> _Input records_:

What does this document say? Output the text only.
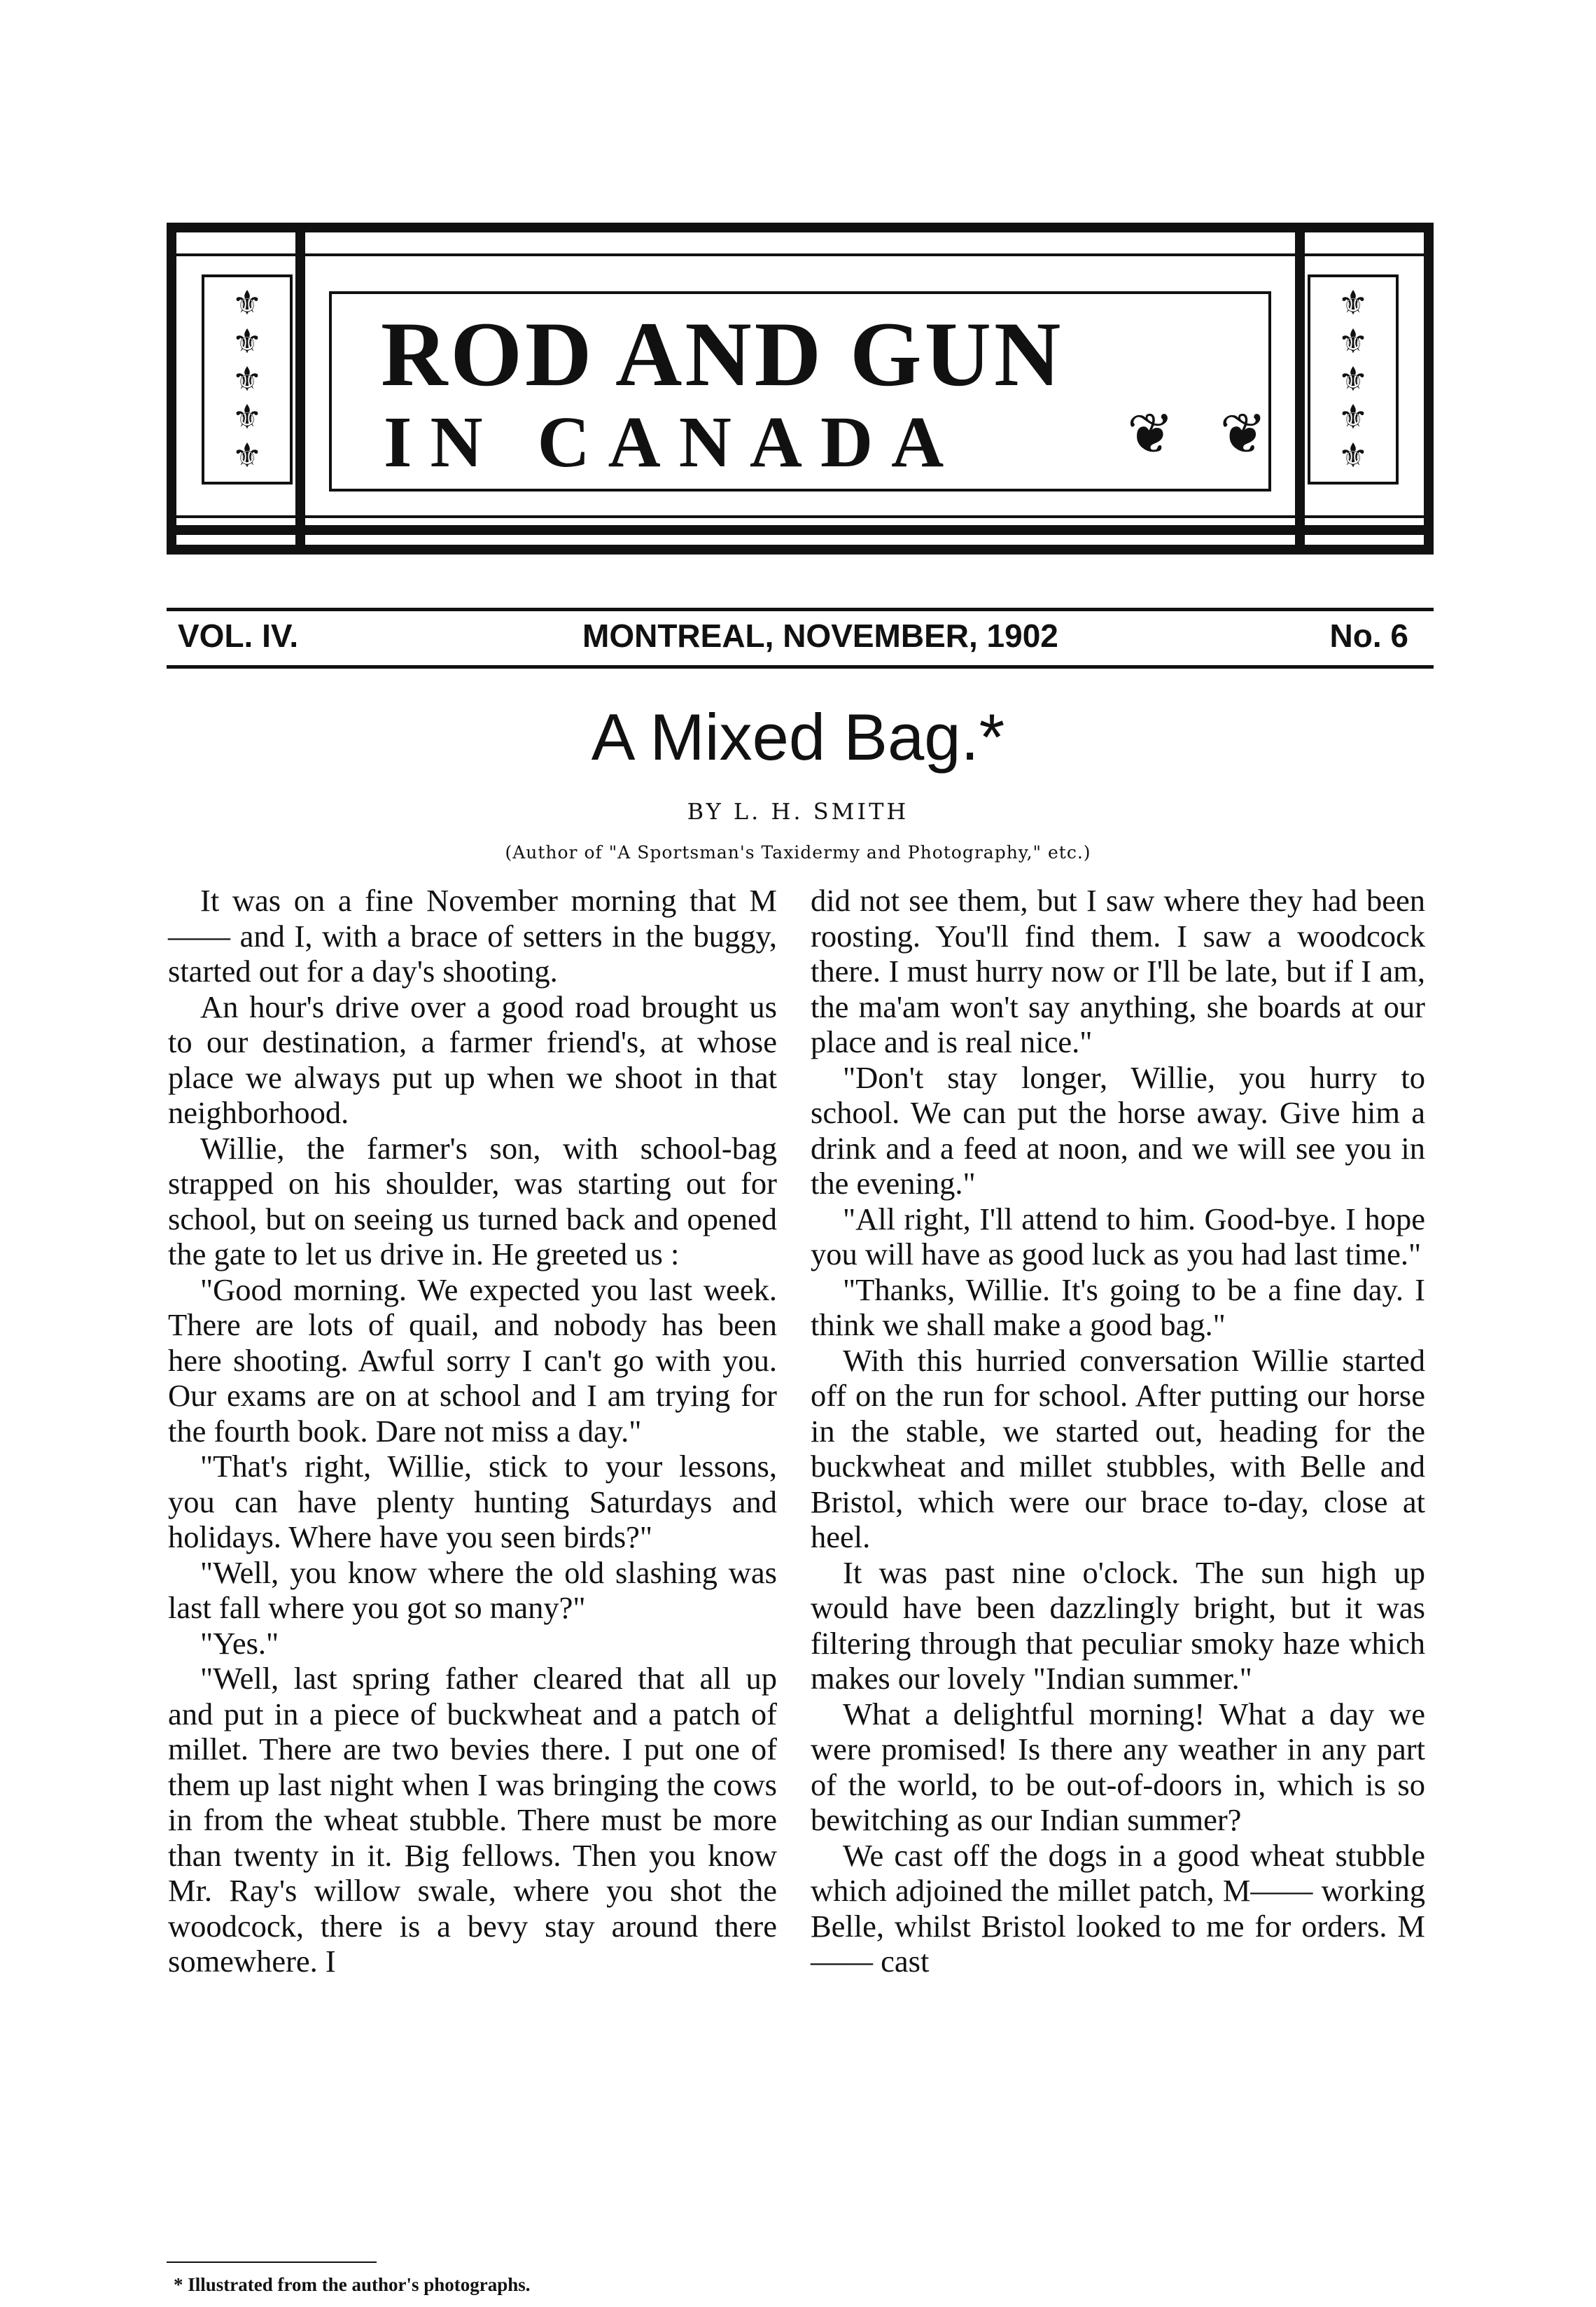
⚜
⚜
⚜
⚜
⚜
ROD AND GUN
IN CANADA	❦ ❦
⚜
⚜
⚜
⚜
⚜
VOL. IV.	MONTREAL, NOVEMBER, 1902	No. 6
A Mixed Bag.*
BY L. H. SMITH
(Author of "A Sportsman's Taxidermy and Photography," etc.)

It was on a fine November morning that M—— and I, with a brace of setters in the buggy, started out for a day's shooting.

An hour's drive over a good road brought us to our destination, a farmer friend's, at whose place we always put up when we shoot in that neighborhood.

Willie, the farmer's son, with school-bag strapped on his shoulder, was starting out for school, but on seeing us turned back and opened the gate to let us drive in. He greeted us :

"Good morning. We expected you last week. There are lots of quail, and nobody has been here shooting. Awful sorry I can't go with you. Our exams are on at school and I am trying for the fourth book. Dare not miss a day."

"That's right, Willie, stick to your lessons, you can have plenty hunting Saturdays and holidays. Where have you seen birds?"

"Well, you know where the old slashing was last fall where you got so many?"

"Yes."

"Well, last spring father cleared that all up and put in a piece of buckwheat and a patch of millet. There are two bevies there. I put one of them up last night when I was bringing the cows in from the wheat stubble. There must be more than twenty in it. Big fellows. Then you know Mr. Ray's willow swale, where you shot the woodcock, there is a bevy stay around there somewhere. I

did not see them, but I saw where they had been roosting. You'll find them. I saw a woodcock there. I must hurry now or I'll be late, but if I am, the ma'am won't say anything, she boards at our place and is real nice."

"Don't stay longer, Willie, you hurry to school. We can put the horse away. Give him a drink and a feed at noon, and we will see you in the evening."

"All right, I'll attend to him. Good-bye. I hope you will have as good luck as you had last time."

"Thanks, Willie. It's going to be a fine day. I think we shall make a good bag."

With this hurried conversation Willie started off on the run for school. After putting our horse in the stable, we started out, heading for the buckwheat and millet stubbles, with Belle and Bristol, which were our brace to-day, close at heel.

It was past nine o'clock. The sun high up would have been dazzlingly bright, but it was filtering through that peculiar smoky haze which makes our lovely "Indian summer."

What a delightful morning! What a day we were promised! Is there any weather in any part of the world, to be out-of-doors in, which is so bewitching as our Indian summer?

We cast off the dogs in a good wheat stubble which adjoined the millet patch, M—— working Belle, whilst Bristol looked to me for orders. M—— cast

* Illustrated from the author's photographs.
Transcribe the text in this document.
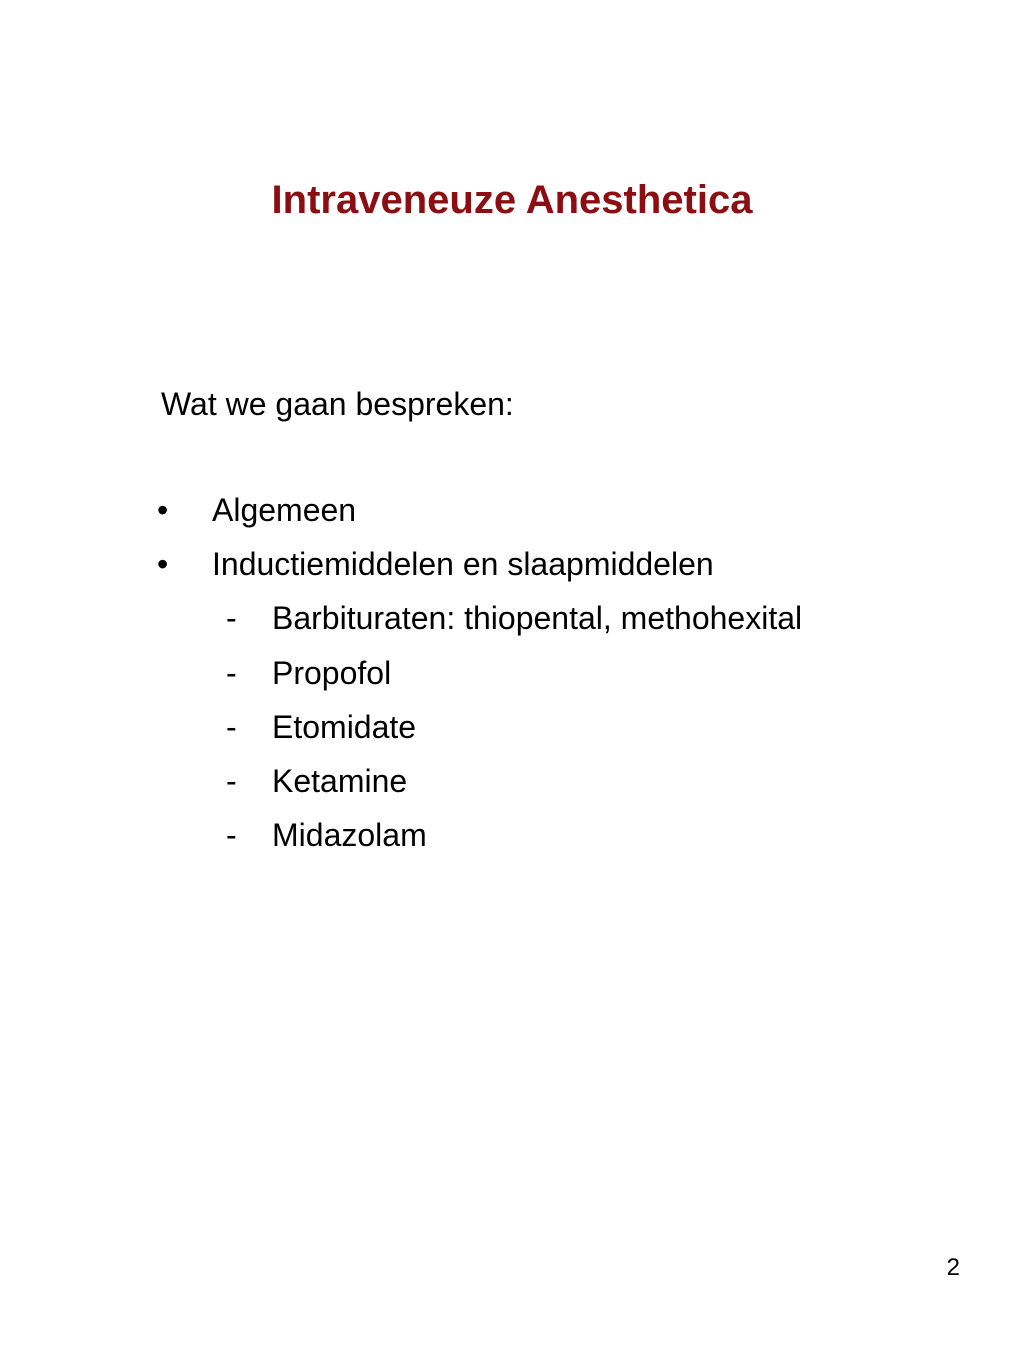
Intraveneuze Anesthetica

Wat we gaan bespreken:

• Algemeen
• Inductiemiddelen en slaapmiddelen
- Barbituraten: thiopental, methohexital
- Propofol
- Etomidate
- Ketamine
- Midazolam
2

> _What needs to be done_:
Identify all lines where the word "started" shows up. Copy them.

> _Correct response_:
It was on a fine November morning that M—— and I, with a brace of setters in the buggy, started out for a day's shooting.
With this hurried conversation Willie started off on the run for school. After putting our horse in the stable, we started out, heading for the buckwheat and millet stubbles, with Belle and Bristol, which were our brace to-day, close at heel.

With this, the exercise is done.